**Teks Pilihan:**
**********

Warta

Ngaku Berpaham Aswaja, Tapi Praktek Tak Sesuai

Rabu, 30 Agustus 2006 | 08:57 WIB

Jakarta, NU Online
Warga nahdliyyin (sebutan untuk warga Nahdlatul Ulama/NU) diminta waspada atas munculnya kelompok-kelompok yang membawa paham keagamaan baru yang marak belakangan ini. Pasalnya, tidak sedikit dari kelompok tersebut mengaku menganut paham Ahlussunnah Wal Jama’ah (Aswaja), akan tetapi dalam praktek keagamaannya sama sekali tidak mencerminkan paham yang dikenal moderat tersebut.

Demikian diungkapkan Ketua Umum Pengurus Pusat Lembaga Nahdlatul Ulama (PP LDNU) KH Nuril Huda saat membuka acara Silaturrahim Pimpinan Majelis Taklim di Gedung PBNU, Jalan Kramat Raya, Jakarta Pusat, Rabu (30/8).

<>

Acara bertajuk “Optimalisasi Peran Majelis Taklim dalam Memantapkan Paham Ahlussunnah Wal Jama’ah” itu digelar hasil kerja sama PP LDNU dengan PP Muslimat NU. Hadir sebagai narasumber tokoh muslimah yang juga Presiden Asosiasi Perempuan Muslim (WML) Amerika Serikat Tiye Multazim, Kepala Biro Perencanaan Departemen Agama Drs Ahmad Junaidi MBA dan Ketua PP Muslimat NU Mahfudloh Ali Ubaid.

**********

**Bahan Sumber:**
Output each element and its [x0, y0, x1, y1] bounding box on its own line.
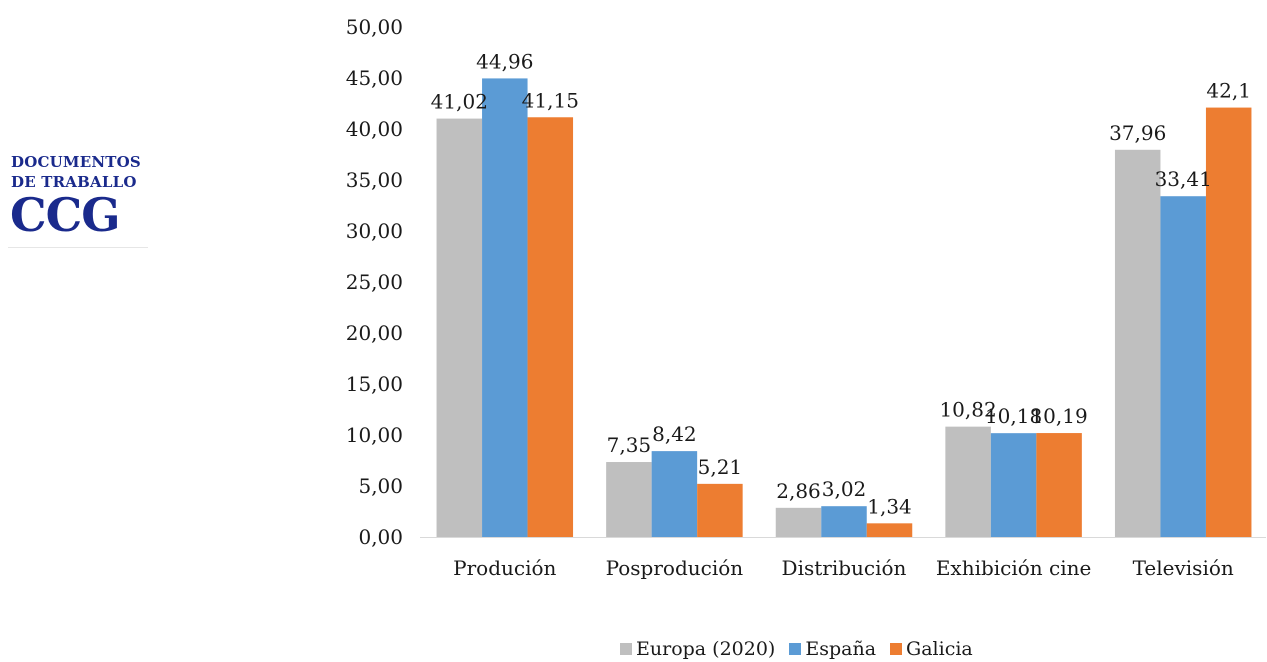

**********

**Perintah 1:** Tulis ulang bagian berita tentang paham Aswaja yang dibuka dengan kata-kata yang memuat "Demikian diungkapkan Ketua" dan ditutup dengan "Pusat, Rabu (30/8).", lalu tukar "Gedung PBNU" dengan "Kantor PBNU".
**Perintah 2:** Sambung berita tentang paham Aswaja itu mulai dari kalimat terakhir yang tertulis.
Bahan tersebut sama sekali tidak dipakai di sini.

**Hasil Tugas 1:**
Demikian diungkapkan Ketua Umum Pengurus Pusat Lembaga Nahdlatul Ulama (PP LDNU) KH Nuril Huda saat membuka acara Silaturrahim Pimpinan Majelis Taklim di Kantor PBNU, Jalan Kramat Raya, Jakarta Pusat, Rabu (30/8).

**Hasil Tugas 2:**
Menurut Kiai Nuril, demikian panggilan akrabnya, kelompok-kelompok tersebut berkarakter mudah sekali menganggap bid’ah (mengada-ada), sesat, bahkan kafir terhadap nahdliyyin yang ritual keagamaannya dianggap berbeda. Padahal ritual keagamaan tersebut telah menjadi tradisi nahdliyyin yang selama ini.

“Ada yang ngaku Jama’ah Salafiyah, tetapi prakteknya keluar dari apa yang diajarkan oleh ulama-ulama salaf. Ulama-ulama salaf itu kan sangat menghargai perbedaan madzhab dalam bidang ubudiyah. Tapi golongan ini tidak mengakui (perbedaan madzhab) itu, sehingga mudah sekali mem-bid’ah-kan bahkan mengkafirkan orang lain,” terang Kiai Nuril kepada para pimpinan majelis taklim.

Oleh karena itu, lanjut Kiai Nuril, NU harus segera dilakukan upaya peneguhan kembali pemahaman sekaligus implementasi dari paham Aswaja di masyarakat. Hal itu, katanya, sangat penting agar kelompok-kelompok tersebut tidak mengusik kelestarian pemikiran dan budaya yang dikembangkan nahdliyyin melalui ajaran Aswaja.

Dalam kesempatan itu, Kiai Nuril juga mengungkapkan, kelompok-kelompok yang mengaku berpaham Aswaja itu tidak hanya berupaya mengganti tradisi keagamaan nahdliyyin. Masjid-masjid yang didirikan dan selama ini dikelola serta takmir masjidnya diisi oleh nahdliyyin mulai diambilalih dengan alasan syarat dengan ajaran bid’ah.

“Kita harus membentengi simbol-simbol NU, seperti masjid-masjid serta tradisi keagamaan NU dari upaya kelompok-kelompok lain yang mau menggeser dan menggantinya,” ungkap Kiai Nuril.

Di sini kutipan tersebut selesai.